▶ _Set problem_:
Look for the string "JSON" in the lines and copy each line that has it.

(Data entries)
——
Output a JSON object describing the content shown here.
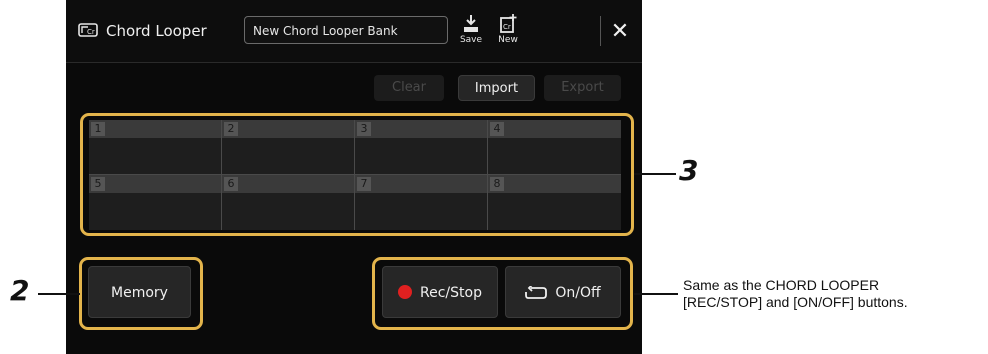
{
  "titlebar": {
    "app_title": "Chord Looper",
    "bank_name": "New Chord Looper Bank",
    "save_label": "Save",
    "new_label": "New",
    "close_glyph": "✕"
  },
  "actions": {
    "clear_label": "Clear",
    "import_label": "Import",
    "export_label": "Export"
  },
  "memory_slots": [
    "1",
    "2",
    "3",
    "4",
    "5",
    "6",
    "7",
    "8"
  ],
  "bottom": {
    "memory_label": "Memory",
    "rec_stop_label": "Rec/Stop",
    "on_off_label": "On/Off"
  },
  "callouts": {
    "num_2": "2",
    "num_3": "3",
    "note_line1": "Same as the CHORD LOOPER",
    "note_line2": "[REC/STOP] and [ON/OFF] buttons."
  },
  "colors": {
    "highlight": "#e3b44b",
    "record": "#e02020",
    "background": "#0a0a0a"
  },
  "icons": {
    "app": "chord-looper-icon",
    "save": "save-icon",
    "new": "new-file-icon",
    "close": "close-icon",
    "rec": "record-dot-icon",
    "loop": "loop-icon"
  }
}
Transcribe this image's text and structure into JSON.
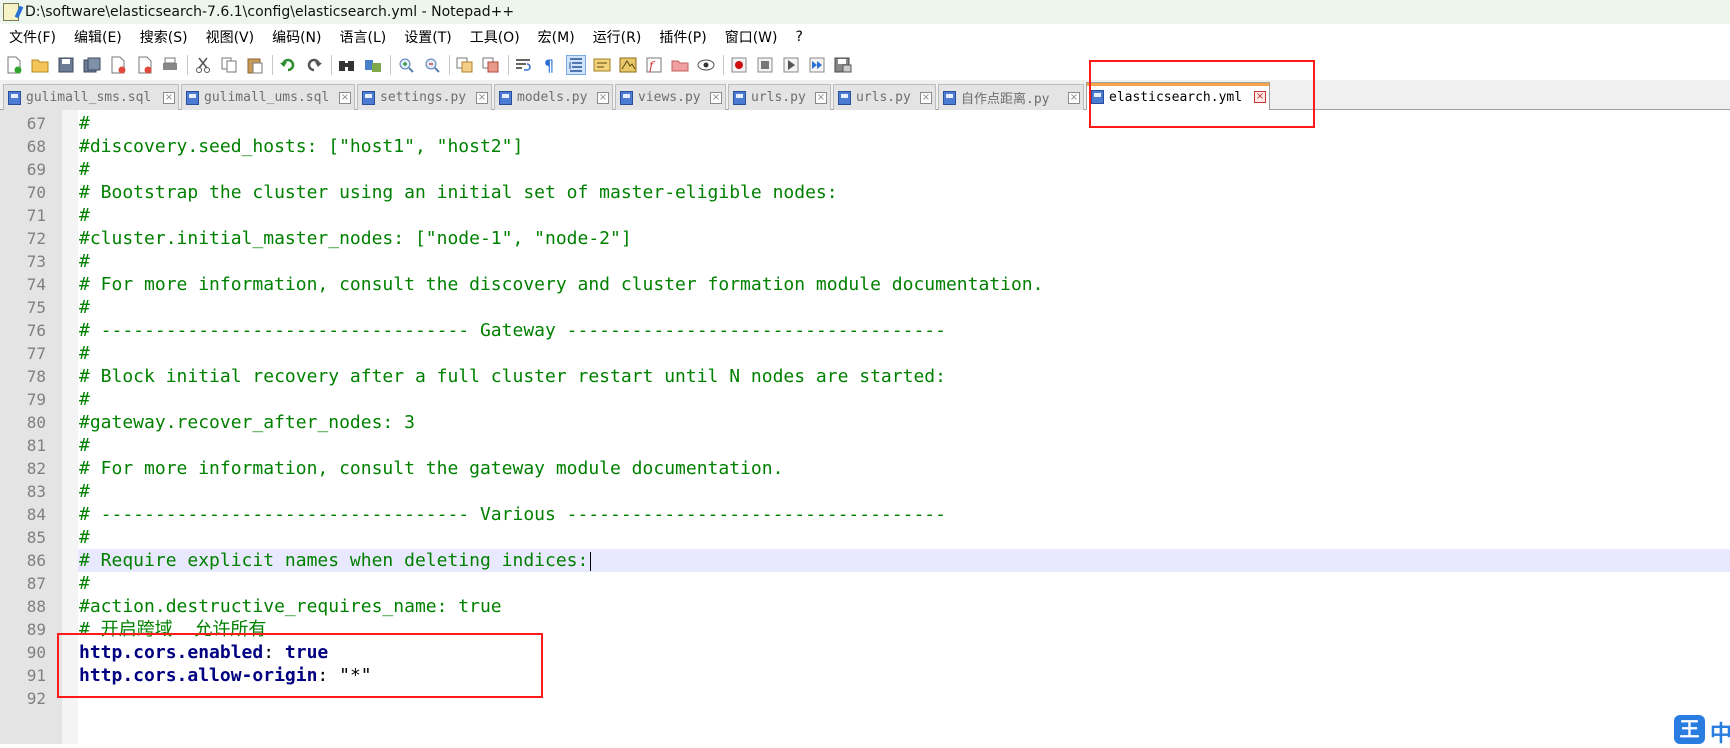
——
▶ _Task solution_:
Output a JSON object describing the content shown here.
Transcribe this image's text and structure into JSON.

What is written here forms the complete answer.